EXERCISE PROMPT —
Copy out every line in the entries below that includes "Stage".

PROVIDED RECORDS —
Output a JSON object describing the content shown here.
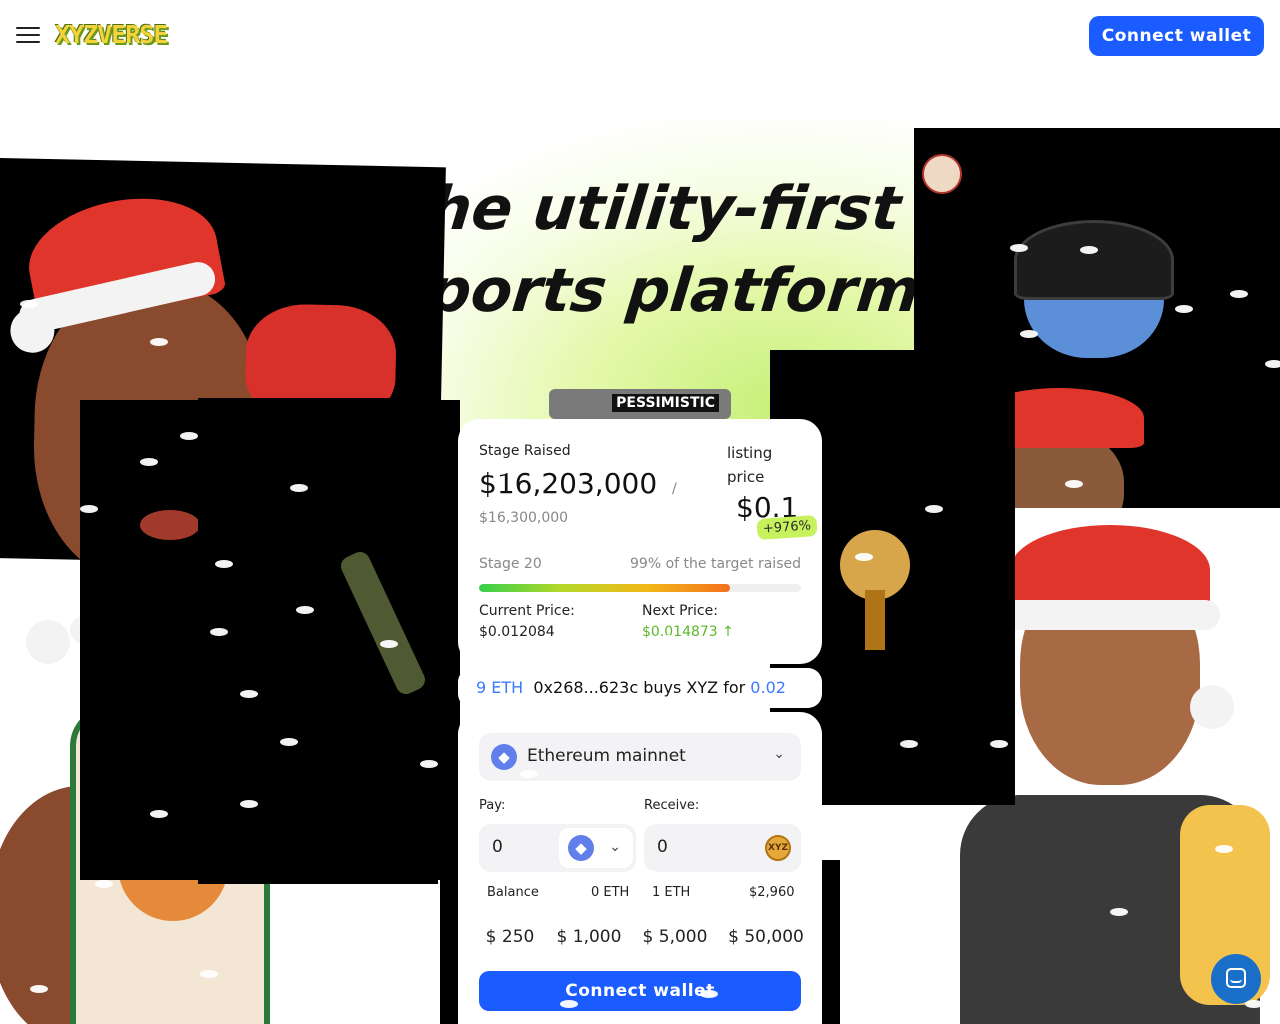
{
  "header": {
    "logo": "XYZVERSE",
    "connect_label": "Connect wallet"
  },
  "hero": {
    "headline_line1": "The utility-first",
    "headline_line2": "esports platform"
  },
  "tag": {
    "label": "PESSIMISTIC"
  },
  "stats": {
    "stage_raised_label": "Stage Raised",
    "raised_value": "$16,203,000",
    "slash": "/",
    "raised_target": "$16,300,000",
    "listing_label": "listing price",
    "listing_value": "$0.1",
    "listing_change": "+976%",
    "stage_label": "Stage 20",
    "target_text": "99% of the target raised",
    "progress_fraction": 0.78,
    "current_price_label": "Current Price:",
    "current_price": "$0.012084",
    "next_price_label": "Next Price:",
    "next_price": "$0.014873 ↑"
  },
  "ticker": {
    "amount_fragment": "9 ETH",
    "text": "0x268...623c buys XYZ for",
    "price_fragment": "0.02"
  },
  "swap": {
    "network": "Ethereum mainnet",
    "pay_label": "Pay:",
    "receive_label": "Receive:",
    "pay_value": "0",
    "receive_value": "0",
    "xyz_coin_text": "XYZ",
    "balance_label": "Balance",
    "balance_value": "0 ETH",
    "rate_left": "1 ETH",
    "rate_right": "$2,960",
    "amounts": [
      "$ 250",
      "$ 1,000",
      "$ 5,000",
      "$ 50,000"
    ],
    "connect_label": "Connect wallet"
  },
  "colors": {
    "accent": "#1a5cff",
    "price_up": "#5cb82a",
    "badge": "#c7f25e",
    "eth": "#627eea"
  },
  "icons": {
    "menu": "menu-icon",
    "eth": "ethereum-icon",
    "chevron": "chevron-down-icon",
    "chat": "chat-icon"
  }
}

---

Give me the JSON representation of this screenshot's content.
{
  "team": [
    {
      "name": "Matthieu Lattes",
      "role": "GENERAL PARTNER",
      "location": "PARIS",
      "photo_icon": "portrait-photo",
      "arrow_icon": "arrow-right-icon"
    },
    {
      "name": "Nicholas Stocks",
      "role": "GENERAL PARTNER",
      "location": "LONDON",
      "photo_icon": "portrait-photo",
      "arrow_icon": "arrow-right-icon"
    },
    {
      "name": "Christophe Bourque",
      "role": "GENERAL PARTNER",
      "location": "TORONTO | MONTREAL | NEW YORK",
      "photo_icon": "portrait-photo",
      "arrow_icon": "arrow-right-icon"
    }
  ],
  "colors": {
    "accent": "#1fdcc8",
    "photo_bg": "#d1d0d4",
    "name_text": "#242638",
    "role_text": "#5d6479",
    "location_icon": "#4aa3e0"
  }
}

RESULT FOR THIS TASK —
    "stage_raised_label": "Stage Raised",
    "stage_label": "Stage 20",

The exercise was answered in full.